Entries from a dataset
━━━━━━

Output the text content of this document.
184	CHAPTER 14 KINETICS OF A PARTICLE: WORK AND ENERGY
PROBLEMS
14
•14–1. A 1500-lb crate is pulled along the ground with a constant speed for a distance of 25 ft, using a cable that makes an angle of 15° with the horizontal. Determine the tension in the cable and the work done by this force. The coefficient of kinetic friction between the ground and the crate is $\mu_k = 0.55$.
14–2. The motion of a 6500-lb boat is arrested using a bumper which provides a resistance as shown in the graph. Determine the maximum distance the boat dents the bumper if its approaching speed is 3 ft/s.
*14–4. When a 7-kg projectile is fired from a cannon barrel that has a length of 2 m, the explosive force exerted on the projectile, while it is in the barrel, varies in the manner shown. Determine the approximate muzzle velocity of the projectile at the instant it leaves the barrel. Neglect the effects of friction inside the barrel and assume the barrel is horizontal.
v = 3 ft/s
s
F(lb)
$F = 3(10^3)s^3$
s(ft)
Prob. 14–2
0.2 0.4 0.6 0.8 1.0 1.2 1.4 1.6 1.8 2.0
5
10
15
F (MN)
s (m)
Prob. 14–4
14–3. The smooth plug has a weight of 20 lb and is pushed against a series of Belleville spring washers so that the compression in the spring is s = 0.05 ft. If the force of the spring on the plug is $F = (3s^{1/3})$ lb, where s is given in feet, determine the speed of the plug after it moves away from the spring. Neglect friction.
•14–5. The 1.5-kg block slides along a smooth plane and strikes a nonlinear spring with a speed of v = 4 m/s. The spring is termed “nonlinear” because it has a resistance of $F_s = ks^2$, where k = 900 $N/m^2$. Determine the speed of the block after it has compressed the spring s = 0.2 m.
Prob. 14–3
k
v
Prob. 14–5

━━━━━━

> EXERCISE GOAL: Reproduce every record above exactly as it appears.

> COMPLETE ANSWER:
Output the text content of this document.
184	CHAPTER 14 KINETICS OF A PARTICLE: WORK AND ENERGY
PROBLEMS
14
•14–1. A 1500-lb crate is pulled along the ground with a constant speed for a distance of 25 ft, using a cable that makes an angle of 15° with the horizontal. Determine the tension in the cable and the work done by this force. The coefficient of kinetic friction between the ground and the crate is $\mu_k = 0.55$.
14–2. The motion of a 6500-lb boat is arrested using a bumper which provides a resistance as shown in the graph. Determine the maximum distance the boat dents the bumper if its approaching speed is 3 ft/s.
*14–4. When a 7-kg projectile is fired from a cannon barrel that has a length of 2 m, the explosive force exerted on the projectile, while it is in the barrel, varies in the manner shown. Determine the approximate muzzle velocity of the projectile at the instant it leaves the barrel. Neglect the effects of friction inside the barrel and assume the barrel is horizontal.
v = 3 ft/s
s
F(lb)
$F = 3(10^3)s^3$
s(ft)
Prob. 14–2
0.2 0.4 0.6 0.8 1.0 1.2 1.4 1.6 1.8 2.0
5
10
15
F (MN)
s (m)
Prob. 14–4
14–3. The smooth plug has a weight of 20 lb and is pushed against a series of Belleville spring washers so that the compression in the spring is s = 0.05 ft. If the force of the spring on the plug is $F = (3s^{1/3})$ lb, where s is given in feet, determine the speed of the plug after it moves away from the spring. Neglect friction.
•14–5. The 1.5-kg block slides along a smooth plane and strikes a nonlinear spring with a speed of v = 4 m/s. The spring is termed “nonlinear” because it has a resistance of $F_s = ks^2$, where k = 900 $N/m^2$. Determine the speed of the block after it has compressed the spring s = 0.2 m.
Prob. 14–3
k
v
Prob. 14–5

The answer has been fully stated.